**Task to complete**: Word for word, set down the entries below.

**Records**:
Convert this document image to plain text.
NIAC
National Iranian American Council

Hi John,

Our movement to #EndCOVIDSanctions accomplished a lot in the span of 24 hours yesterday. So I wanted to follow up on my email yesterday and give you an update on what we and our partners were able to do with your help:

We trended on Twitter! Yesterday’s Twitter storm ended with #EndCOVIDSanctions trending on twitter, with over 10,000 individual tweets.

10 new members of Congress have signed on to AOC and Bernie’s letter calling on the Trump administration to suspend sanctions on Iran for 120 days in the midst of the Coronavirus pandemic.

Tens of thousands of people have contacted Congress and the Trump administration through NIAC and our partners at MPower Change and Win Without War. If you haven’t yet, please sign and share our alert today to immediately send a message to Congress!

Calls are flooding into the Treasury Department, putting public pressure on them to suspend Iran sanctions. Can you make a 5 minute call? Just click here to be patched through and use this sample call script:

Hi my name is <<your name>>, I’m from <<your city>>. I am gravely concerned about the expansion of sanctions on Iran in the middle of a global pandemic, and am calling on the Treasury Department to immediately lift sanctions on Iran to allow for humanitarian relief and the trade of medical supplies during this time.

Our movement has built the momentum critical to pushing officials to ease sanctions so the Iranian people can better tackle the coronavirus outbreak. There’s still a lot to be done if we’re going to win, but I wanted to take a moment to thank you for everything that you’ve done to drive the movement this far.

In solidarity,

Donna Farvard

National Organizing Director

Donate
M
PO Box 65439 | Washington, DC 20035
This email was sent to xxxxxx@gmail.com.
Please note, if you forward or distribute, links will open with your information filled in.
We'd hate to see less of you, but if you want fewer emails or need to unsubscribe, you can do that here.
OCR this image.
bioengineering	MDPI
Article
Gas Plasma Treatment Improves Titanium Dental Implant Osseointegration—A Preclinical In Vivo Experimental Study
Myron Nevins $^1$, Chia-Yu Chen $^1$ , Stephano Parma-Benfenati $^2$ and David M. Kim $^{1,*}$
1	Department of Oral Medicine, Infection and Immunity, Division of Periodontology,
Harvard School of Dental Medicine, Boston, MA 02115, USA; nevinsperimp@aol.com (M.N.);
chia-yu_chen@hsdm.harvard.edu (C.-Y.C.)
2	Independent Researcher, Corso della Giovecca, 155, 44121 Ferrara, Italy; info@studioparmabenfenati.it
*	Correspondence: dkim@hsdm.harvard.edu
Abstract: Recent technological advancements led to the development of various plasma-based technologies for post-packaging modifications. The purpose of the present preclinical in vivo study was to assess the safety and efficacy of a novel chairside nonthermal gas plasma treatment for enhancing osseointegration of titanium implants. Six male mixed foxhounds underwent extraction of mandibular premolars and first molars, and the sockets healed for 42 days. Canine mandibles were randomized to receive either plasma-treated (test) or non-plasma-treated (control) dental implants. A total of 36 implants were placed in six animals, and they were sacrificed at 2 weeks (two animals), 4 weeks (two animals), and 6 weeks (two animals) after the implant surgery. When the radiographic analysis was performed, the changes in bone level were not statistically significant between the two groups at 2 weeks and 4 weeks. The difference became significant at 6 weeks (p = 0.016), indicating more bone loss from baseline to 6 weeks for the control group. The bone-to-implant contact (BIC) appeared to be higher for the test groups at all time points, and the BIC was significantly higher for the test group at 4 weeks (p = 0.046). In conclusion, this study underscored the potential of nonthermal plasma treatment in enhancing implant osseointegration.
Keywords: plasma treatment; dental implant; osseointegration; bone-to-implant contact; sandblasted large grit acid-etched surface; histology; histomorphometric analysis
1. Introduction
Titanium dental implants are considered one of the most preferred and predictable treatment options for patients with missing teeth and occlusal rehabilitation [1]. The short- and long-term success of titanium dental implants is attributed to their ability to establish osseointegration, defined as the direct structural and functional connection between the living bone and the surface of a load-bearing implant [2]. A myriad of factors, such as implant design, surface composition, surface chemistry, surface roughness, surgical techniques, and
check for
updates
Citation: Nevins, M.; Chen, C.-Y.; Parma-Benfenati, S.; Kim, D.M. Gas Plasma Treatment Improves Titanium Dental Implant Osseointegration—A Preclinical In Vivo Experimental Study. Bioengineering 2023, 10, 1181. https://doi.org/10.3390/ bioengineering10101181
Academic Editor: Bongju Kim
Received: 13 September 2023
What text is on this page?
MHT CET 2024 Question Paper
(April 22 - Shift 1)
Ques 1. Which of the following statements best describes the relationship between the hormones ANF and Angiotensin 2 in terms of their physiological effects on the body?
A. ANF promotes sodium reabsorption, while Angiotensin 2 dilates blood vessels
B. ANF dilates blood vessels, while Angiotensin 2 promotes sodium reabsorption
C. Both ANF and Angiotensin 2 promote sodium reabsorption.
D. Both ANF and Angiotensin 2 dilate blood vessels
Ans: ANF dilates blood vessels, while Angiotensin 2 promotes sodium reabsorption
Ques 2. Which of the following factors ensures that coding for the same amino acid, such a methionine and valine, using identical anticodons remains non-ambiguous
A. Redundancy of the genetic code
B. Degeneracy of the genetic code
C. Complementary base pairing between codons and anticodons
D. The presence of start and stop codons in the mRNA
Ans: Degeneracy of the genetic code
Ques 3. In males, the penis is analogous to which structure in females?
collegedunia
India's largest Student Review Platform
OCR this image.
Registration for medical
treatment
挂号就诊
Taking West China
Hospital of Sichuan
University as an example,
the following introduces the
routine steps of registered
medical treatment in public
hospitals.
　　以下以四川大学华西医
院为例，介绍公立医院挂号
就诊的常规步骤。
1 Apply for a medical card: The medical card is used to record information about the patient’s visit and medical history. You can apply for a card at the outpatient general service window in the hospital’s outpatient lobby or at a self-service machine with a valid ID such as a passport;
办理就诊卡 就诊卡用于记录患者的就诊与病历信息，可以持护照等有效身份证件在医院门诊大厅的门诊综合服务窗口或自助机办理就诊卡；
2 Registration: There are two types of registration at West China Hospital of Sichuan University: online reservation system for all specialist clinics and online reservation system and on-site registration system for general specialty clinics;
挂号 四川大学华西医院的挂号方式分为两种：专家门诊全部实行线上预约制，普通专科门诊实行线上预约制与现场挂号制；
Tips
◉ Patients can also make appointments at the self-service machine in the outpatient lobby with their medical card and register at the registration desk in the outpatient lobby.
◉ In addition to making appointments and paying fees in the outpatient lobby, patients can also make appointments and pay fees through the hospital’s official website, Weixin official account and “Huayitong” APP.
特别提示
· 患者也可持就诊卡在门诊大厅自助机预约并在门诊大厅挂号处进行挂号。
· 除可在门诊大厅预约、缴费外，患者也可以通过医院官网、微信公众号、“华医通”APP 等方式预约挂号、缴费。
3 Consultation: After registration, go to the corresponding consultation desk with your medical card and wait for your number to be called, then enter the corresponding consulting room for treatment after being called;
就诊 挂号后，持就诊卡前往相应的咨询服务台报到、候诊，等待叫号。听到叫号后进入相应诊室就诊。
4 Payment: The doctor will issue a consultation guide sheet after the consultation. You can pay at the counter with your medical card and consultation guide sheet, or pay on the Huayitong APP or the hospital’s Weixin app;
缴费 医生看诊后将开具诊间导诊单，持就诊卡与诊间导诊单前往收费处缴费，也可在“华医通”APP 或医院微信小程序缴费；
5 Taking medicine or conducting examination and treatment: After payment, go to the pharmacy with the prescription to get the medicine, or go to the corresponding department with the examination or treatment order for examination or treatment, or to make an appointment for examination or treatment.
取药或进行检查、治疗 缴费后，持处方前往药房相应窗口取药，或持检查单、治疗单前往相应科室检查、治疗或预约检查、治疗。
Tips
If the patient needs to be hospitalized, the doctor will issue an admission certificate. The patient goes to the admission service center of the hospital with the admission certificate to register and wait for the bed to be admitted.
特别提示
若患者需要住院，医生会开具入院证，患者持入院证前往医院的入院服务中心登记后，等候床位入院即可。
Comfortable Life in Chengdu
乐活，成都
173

**Output for this exercise**:
Convert this document image to plain text.
NIAC
National Iranian American Council

Hi John,

Our movement to #EndCOVIDSanctions accomplished a lot in the span of 24 hours yesterday. So I wanted to follow up on my email yesterday and give you an update on what we and our partners were able to do with your help:

We trended on Twitter! Yesterday’s Twitter storm ended with #EndCOVIDSanctions trending on twitter, with over 10,000 individual tweets.

10 new members of Congress have signed on to AOC and Bernie’s letter calling on the Trump administration to suspend sanctions on Iran for 120 days in the midst of the Coronavirus pandemic.

Tens of thousands of people have contacted Congress and the Trump administration through NIAC and our partners at MPower Change and Win Without War. If you haven’t yet, please sign and share our alert today to immediately send a message to Congress!

Calls are flooding into the Treasury Department, putting public pressure on them to suspend Iran sanctions. Can you make a 5 minute call? Just click here to be patched through and use this sample call script:

Hi my name is <<your name>>, I’m from <<your city>>. I am gravely concerned about the expansion of sanctions on Iran in the middle of a global pandemic, and am calling on the Treasury Department to immediately lift sanctions on Iran to allow for humanitarian relief and the trade of medical supplies during this time.

Our movement has built the momentum critical to pushing officials to ease sanctions so the Iranian people can better tackle the coronavirus outbreak. There’s still a lot to be done if we’re going to win, but I wanted to take a moment to thank you for everything that you’ve done to drive the movement this far.

In solidarity,

Donna Farvard

National Organizing Director

Donate
M
PO Box 65439 | Washington, DC 20035
This email was sent to xxxxxx@gmail.com.
Please note, if you forward or distribute, links will open with your information filled in.
We'd hate to see less of you, but if you want fewer emails or need to unsubscribe, you can do that here.
OCR this image.
bioengineering	MDPI
Article
Gas Plasma Treatment Improves Titanium Dental Implant Osseointegration—A Preclinical In Vivo Experimental Study
Myron Nevins $^1$, Chia-Yu Chen $^1$ , Stephano Parma-Benfenati $^2$ and David M. Kim $^{1,*}$
1	Department of Oral Medicine, Infection and Immunity, Division of Periodontology,
Harvard School of Dental Medicine, Boston, MA 02115, USA; nevinsperimp@aol.com (M.N.);
chia-yu_chen@hsdm.harvard.edu (C.-Y.C.)
2	Independent Researcher, Corso della Giovecca, 155, 44121 Ferrara, Italy; info@studioparmabenfenati.it
*	Correspondence: dkim@hsdm.harvard.edu
Abstract: Recent technological advancements led to the development of various plasma-based technologies for post-packaging modifications. The purpose of the present preclinical in vivo study was to assess the safety and efficacy of a novel chairside nonthermal gas plasma treatment for enhancing osseointegration of titanium implants. Six male mixed foxhounds underwent extraction of mandibular premolars and first molars, and the sockets healed for 42 days. Canine mandibles were randomized to receive either plasma-treated (test) or non-plasma-treated (control) dental implants. A total of 36 implants were placed in six animals, and they were sacrificed at 2 weeks (two animals), 4 weeks (two animals), and 6 weeks (two animals) after the implant surgery. When the radiographic analysis was performed, the changes in bone level were not statistically significant between the two groups at 2 weeks and 4 weeks. The difference became significant at 6 weeks (p = 0.016), indicating more bone loss from baseline to 6 weeks for the control group. The bone-to-implant contact (BIC) appeared to be higher for the test groups at all time points, and the BIC was significantly higher for the test group at 4 weeks (p = 0.046). In conclusion, this study underscored the potential of nonthermal plasma treatment in enhancing implant osseointegration.
Keywords: plasma treatment; dental implant; osseointegration; bone-to-implant contact; sandblasted large grit acid-etched surface; histology; histomorphometric analysis
1. Introduction
Titanium dental implants are considered one of the most preferred and predictable treatment options for patients with missing teeth and occlusal rehabilitation [1]. The short- and long-term success of titanium dental implants is attributed to their ability to establish osseointegration, defined as the direct structural and functional connection between the living bone and the surface of a load-bearing implant [2]. A myriad of factors, such as implant design, surface composition, surface chemistry, surface roughness, surgical techniques, and
check for
updates
Citation: Nevins, M.; Chen, C.-Y.; Parma-Benfenati, S.; Kim, D.M. Gas Plasma Treatment Improves Titanium Dental Implant Osseointegration—A Preclinical In Vivo Experimental Study. Bioengineering 2023, 10, 1181. https://doi.org/10.3390/ bioengineering10101181
Academic Editor: Bongju Kim
Received: 13 September 2023
What text is on this page?
MHT CET 2024 Question Paper
(April 22 - Shift 1)
Ques 1. Which of the following statements best describes the relationship between the hormones ANF and Angiotensin 2 in terms of their physiological effects on the body?
A. ANF promotes sodium reabsorption, while Angiotensin 2 dilates blood vessels
B. ANF dilates blood vessels, while Angiotensin 2 promotes sodium reabsorption
C. Both ANF and Angiotensin 2 promote sodium reabsorption.
D. Both ANF and Angiotensin 2 dilate blood vessels
Ans: ANF dilates blood vessels, while Angiotensin 2 promotes sodium reabsorption
Ques 2. Which of the following factors ensures that coding for the same amino acid, such a methionine and valine, using identical anticodons remains non-ambiguous
A. Redundancy of the genetic code
B. Degeneracy of the genetic code
C. Complementary base pairing between codons and anticodons
D. The presence of start and stop codons in the mRNA
Ans: Degeneracy of the genetic code
Ques 3. In males, the penis is analogous to which structure in females?
collegedunia
India's largest Student Review Platform
OCR this image.
Registration for medical
treatment
挂号就诊
Taking West China
Hospital of Sichuan
University as an example,
the following introduces the
routine steps of registered
medical treatment in public
hospitals.
　　以下以四川大学华西医
院为例，介绍公立医院挂号
就诊的常规步骤。
1 Apply for a medical card: The medical card is used to record information about the patient’s visit and medical history. You can apply for a card at the outpatient general service window in the hospital’s outpatient lobby or at a self-service machine with a valid ID such as a passport;
办理就诊卡 就诊卡用于记录患者的就诊与病历信息，可以持护照等有效身份证件在医院门诊大厅的门诊综合服务窗口或自助机办理就诊卡；
2 Registration: There are two types of registration at West China Hospital of Sichuan University: online reservation system for all specialist clinics and online reservation system and on-site registration system for general specialty clinics;
挂号 四川大学华西医院的挂号方式分为两种：专家门诊全部实行线上预约制，普通专科门诊实行线上预约制与现场挂号制；
Tips
◉ Patients can also make appointments at the self-service machine in the outpatient lobby with their medical card and register at the registration desk in the outpatient lobby.
◉ In addition to making appointments and paying fees in the outpatient lobby, patients can also make appointments and pay fees through the hospital’s official website, Weixin official account and “Huayitong” APP.
特别提示
· 患者也可持就诊卡在门诊大厅自助机预约并在门诊大厅挂号处进行挂号。
· 除可在门诊大厅预约、缴费外，患者也可以通过医院官网、微信公众号、“华医通”APP 等方式预约挂号、缴费。
3 Consultation: After registration, go to the corresponding consultation desk with your medical card and wait for your number to be called, then enter the corresponding consulting room for treatment after being called;
就诊 挂号后，持就诊卡前往相应的咨询服务台报到、候诊，等待叫号。听到叫号后进入相应诊室就诊。
4 Payment: The doctor will issue a consultation guide sheet after the consultation. You can pay at the counter with your medical card and consultation guide sheet, or pay on the Huayitong APP or the hospital’s Weixin app;
缴费 医生看诊后将开具诊间导诊单，持就诊卡与诊间导诊单前往收费处缴费，也可在“华医通”APP 或医院微信小程序缴费；
5 Taking medicine or conducting examination and treatment: After payment, go to the pharmacy with the prescription to get the medicine, or go to the corresponding department with the examination or treatment order for examination or treatment, or to make an appointment for examination or treatment.
取药或进行检查、治疗 缴费后，持处方前往药房相应窗口取药，或持检查单、治疗单前往相应科室检查、治疗或预约检查、治疗。
Tips
If the patient needs to be hospitalized, the doctor will issue an admission certificate. The patient goes to the admission service center of the hospital with the admission certificate to register and wait for the bed to be admitted.
特别提示
若患者需要住院，医生会开具入院证，患者持入院证前往医院的入院服务中心登记后，等候床位入院即可。
Comfortable Life in Chengdu
乐活，成都
173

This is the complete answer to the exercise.